Dataset excerpt:

■ ■ ■ ■

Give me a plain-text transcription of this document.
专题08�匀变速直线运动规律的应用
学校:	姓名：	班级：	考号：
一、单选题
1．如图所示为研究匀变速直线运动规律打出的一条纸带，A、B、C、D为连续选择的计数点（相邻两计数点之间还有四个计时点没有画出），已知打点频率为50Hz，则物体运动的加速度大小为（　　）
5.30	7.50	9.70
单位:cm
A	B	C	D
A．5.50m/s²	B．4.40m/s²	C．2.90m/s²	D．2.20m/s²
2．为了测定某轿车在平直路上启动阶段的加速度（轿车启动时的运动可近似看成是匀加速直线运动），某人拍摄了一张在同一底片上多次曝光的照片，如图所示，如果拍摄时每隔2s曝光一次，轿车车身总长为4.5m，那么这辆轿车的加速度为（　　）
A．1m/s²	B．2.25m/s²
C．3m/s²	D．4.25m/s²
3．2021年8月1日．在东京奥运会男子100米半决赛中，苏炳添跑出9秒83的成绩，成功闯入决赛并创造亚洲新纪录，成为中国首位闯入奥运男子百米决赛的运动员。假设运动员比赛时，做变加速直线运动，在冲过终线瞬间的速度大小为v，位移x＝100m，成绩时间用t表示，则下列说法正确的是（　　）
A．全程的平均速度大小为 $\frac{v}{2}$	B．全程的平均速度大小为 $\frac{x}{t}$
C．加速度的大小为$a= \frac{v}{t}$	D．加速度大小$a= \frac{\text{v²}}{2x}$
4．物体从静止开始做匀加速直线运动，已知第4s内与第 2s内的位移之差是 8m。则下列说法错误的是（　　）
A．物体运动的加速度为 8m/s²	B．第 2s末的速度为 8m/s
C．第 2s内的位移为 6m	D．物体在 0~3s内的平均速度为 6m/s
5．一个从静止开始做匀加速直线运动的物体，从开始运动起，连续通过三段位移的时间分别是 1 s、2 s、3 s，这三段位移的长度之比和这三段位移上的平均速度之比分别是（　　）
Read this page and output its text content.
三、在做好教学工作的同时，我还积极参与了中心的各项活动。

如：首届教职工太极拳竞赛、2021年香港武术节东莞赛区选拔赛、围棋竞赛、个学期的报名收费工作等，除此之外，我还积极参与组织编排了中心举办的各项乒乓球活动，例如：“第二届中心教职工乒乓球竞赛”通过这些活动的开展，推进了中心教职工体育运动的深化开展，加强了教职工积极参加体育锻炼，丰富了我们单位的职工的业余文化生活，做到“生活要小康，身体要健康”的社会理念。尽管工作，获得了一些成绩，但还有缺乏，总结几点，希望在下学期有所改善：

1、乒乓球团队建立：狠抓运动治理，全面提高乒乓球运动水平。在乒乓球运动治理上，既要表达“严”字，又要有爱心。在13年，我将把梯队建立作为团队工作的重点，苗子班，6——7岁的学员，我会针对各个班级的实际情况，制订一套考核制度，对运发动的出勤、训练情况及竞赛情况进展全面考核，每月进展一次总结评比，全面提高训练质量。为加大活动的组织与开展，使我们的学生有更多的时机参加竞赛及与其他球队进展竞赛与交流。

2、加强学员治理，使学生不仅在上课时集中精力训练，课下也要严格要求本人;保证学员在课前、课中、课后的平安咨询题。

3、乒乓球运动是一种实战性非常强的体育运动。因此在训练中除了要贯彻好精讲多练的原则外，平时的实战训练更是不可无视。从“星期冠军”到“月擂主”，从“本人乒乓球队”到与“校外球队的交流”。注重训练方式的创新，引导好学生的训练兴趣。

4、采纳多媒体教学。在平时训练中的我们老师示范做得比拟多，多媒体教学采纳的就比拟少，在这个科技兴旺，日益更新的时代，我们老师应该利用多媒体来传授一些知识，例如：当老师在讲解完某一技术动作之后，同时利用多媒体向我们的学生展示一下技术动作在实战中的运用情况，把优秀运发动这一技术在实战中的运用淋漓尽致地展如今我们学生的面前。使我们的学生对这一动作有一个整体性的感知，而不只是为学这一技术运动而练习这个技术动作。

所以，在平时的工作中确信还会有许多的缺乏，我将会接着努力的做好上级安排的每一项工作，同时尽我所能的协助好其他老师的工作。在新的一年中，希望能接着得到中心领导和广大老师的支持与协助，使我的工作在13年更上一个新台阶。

■ ■ ■ ■

TASK BRIEF — Reply with only the number of lines in the entries that contain the word "frac".

RESPONSE TO THIS EXERCISE — 2